Task directions »
Locate the lines where "розового" occurs and copy them as they stand.

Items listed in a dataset
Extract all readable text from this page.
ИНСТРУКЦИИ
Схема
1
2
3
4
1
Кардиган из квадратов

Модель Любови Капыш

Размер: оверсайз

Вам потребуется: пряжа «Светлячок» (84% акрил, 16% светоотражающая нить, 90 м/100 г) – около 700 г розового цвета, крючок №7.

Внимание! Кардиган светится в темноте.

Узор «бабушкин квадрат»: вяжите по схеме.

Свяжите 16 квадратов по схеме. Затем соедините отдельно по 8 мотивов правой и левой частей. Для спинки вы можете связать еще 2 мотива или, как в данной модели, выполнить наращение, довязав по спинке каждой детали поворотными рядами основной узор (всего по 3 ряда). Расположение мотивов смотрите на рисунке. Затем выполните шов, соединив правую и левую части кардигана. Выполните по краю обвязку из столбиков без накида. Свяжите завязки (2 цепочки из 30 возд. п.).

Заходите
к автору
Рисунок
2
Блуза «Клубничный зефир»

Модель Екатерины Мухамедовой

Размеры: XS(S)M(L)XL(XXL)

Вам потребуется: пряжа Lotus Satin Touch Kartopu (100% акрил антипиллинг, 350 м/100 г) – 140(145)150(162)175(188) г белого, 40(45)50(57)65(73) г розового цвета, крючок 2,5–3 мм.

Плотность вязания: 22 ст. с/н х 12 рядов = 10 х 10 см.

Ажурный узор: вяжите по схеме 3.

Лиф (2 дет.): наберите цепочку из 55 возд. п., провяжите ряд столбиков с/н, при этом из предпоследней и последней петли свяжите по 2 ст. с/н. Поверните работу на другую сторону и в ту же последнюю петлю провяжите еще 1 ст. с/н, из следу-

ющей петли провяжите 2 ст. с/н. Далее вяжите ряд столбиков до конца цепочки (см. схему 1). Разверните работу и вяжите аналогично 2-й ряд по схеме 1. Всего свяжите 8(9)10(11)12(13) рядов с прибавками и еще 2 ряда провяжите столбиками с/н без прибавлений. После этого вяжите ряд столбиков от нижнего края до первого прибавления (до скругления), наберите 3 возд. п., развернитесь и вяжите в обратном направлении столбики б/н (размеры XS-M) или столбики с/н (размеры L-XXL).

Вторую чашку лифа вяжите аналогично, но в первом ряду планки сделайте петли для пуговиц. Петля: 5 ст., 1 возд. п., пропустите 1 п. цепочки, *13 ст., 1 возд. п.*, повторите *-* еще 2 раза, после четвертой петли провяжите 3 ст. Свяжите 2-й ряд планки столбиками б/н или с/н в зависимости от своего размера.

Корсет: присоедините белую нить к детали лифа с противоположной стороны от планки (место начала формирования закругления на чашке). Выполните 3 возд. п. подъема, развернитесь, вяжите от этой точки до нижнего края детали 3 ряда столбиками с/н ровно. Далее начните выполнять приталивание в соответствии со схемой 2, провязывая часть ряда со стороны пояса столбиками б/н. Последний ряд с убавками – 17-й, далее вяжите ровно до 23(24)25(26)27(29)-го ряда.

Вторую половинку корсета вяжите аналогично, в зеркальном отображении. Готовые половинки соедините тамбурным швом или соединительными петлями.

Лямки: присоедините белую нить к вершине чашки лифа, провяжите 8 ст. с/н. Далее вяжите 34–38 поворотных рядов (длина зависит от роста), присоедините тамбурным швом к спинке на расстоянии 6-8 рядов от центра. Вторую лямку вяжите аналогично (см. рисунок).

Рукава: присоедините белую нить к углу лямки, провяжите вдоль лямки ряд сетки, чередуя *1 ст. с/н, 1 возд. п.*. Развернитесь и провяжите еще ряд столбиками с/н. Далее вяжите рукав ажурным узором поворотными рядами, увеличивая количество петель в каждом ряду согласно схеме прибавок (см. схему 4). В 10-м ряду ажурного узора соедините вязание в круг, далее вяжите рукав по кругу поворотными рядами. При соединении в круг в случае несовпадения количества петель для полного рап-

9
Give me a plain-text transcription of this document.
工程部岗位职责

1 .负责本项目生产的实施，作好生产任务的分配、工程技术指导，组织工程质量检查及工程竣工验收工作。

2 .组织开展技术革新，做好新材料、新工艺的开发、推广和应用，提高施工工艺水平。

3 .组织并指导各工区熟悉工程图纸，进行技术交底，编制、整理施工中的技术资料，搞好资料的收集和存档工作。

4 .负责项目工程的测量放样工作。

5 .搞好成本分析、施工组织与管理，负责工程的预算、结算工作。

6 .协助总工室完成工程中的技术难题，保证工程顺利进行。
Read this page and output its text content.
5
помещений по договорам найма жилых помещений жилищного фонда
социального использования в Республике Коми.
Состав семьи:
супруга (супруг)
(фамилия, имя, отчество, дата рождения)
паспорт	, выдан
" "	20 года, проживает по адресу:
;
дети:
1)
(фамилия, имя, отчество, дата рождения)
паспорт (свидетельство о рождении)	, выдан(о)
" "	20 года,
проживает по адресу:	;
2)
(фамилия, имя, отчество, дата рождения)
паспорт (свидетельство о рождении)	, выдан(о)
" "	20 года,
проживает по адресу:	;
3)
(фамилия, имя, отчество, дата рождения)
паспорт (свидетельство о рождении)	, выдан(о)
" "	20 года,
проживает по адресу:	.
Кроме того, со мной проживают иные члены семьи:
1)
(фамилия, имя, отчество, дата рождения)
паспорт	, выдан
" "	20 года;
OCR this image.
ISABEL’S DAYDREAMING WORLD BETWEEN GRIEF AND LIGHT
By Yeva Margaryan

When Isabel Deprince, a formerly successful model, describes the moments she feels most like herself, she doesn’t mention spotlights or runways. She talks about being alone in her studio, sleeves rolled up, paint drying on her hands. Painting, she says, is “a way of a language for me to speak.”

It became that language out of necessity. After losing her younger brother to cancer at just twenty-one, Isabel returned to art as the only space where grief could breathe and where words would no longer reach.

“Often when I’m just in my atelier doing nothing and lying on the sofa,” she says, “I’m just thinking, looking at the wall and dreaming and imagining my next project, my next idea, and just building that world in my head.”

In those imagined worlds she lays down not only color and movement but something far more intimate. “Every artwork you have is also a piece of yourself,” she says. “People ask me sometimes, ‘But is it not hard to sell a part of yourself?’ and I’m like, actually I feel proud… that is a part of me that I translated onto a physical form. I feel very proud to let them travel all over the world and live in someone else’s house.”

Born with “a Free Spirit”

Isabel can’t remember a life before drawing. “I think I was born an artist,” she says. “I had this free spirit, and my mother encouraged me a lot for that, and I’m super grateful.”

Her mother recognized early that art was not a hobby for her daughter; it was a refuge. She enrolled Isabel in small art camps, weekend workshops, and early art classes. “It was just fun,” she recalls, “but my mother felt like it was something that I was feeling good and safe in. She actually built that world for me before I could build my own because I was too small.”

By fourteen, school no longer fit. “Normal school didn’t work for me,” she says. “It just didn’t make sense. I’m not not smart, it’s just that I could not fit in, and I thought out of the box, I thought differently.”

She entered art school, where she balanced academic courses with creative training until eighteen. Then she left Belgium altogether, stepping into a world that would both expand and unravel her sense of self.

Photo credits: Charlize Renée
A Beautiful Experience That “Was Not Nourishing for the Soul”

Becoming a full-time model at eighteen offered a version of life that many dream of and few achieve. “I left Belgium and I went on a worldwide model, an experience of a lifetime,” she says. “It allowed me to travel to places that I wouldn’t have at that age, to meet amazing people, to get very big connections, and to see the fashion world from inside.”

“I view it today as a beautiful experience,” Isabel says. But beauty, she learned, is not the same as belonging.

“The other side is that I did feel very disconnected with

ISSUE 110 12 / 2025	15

Response »
Вам потребуется: пряжа «Светлячок» (84% акрил, 16% светоотражающая нить, 90 м/100 г) – около 700 г розового цвета, крючок №7.
Вам потребуется: пряжа Lotus Satin Touch Kartopu (100% акрил антипиллинг, 350 м/100 г) – 140(145)150(162)175(188) г белого, 40(45)50(57)65(73) г розового цвета, крючок 2,5–3 мм.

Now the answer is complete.